Begin

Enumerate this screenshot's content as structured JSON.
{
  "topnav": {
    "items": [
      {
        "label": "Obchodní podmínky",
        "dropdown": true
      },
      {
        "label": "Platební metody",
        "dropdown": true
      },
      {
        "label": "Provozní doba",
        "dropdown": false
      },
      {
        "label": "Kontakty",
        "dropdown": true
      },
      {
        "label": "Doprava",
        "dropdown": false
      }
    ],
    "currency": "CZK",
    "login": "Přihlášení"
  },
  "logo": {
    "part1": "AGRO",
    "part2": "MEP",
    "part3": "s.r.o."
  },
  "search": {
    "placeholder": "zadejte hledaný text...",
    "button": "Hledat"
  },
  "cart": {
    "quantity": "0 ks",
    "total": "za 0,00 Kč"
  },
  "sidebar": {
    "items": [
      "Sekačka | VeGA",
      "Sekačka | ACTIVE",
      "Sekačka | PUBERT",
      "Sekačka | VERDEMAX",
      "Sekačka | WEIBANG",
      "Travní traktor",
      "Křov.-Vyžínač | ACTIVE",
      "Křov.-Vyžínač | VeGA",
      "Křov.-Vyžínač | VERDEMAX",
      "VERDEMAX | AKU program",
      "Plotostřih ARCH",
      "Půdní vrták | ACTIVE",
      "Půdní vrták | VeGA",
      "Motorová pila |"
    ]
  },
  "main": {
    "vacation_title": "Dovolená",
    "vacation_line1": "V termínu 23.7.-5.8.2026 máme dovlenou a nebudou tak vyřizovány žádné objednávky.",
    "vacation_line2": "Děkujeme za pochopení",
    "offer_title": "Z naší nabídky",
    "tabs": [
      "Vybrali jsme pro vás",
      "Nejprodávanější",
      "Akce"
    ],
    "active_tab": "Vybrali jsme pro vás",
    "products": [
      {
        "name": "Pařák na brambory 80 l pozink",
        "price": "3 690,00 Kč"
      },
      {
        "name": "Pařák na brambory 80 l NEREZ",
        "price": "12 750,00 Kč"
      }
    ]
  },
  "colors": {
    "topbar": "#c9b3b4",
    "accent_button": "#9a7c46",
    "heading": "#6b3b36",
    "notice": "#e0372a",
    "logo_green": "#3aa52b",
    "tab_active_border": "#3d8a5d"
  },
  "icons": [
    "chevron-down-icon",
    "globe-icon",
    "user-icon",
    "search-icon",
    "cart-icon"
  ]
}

End

- [DO THIS]
Please repeat the listing exactly, with nothing left out.

- [EXERCISE SOLUTION]
Enumerate this screenshot's content as structured JSON.
{
  "topnav": {
    "items": [
      {
        "label": "Obchodní podmínky",
        "dropdown": true
      },
      {
        "label": "Platební metody",
        "dropdown": true
      },
      {
        "label": "Provozní doba",
        "dropdown": false
      },
      {
        "label": "Kontakty",
        "dropdown": true
      },
      {
        "label": "Doprava",
        "dropdown": false
      }
    ],
    "currency": "CZK",
    "login": "Přihlášení"
  },
  "logo": {
    "part1": "AGRO",
    "part2": "MEP",
    "part3": "s.r.o."
  },
  "search": {
    "placeholder": "zadejte hledaný text...",
    "button": "Hledat"
  },
  "cart": {
    "quantity": "0 ks",
    "total": "za 0,00 Kč"
  },
  "sidebar": {
    "items": [
      "Sekačka | VeGA",
      "Sekačka | ACTIVE",
      "Sekačka | PUBERT",
      "Sekačka | VERDEMAX",
      "Sekačka | WEIBANG",
      "Travní traktor",
      "Křov.-Vyžínač | ACTIVE",
      "Křov.-Vyžínač | VeGA",
      "Křov.-Vyžínač | VERDEMAX",
      "VERDEMAX | AKU program",
      "Plotostřih ARCH",
      "Půdní vrták | ACTIVE",
      "Půdní vrták | VeGA",
      "Motorová pila |"
    ]
  },
  "main": {
    "vacation_title": "Dovolená",
    "vacation_line1": "V termínu 23.7.-5.8.2026 máme dovlenou a nebudou tak vyřizovány žádné objednávky.",
    "vacation_line2": "Děkujeme za pochopení",
    "offer_title": "Z naší nabídky",
    "tabs": [
      "Vybrali jsme pro vás",
      "Nejprodávanější",
      "Akce"
    ],
    "active_tab": "Vybrali jsme pro vás",
    "products": [
      {
        "name": "Pařák na brambory 80 l pozink",
        "price": "3 690,00 Kč"
      },
      {
        "name": "Pařák na brambory 80 l NEREZ",
        "price": "12 750,00 Kč"
      }
    ]
  },
  "colors": {
    "topbar": "#c9b3b4",
    "accent_button": "#9a7c46",
    "heading": "#6b3b36",
    "notice": "#e0372a",
    "logo_green": "#3aa52b",
    "tab_active_border": "#3d8a5d"
  },
  "icons": [
    "chevron-down-icon",
    "globe-icon",
    "user-icon",
    "search-icon",
    "cart-icon"
  ]
}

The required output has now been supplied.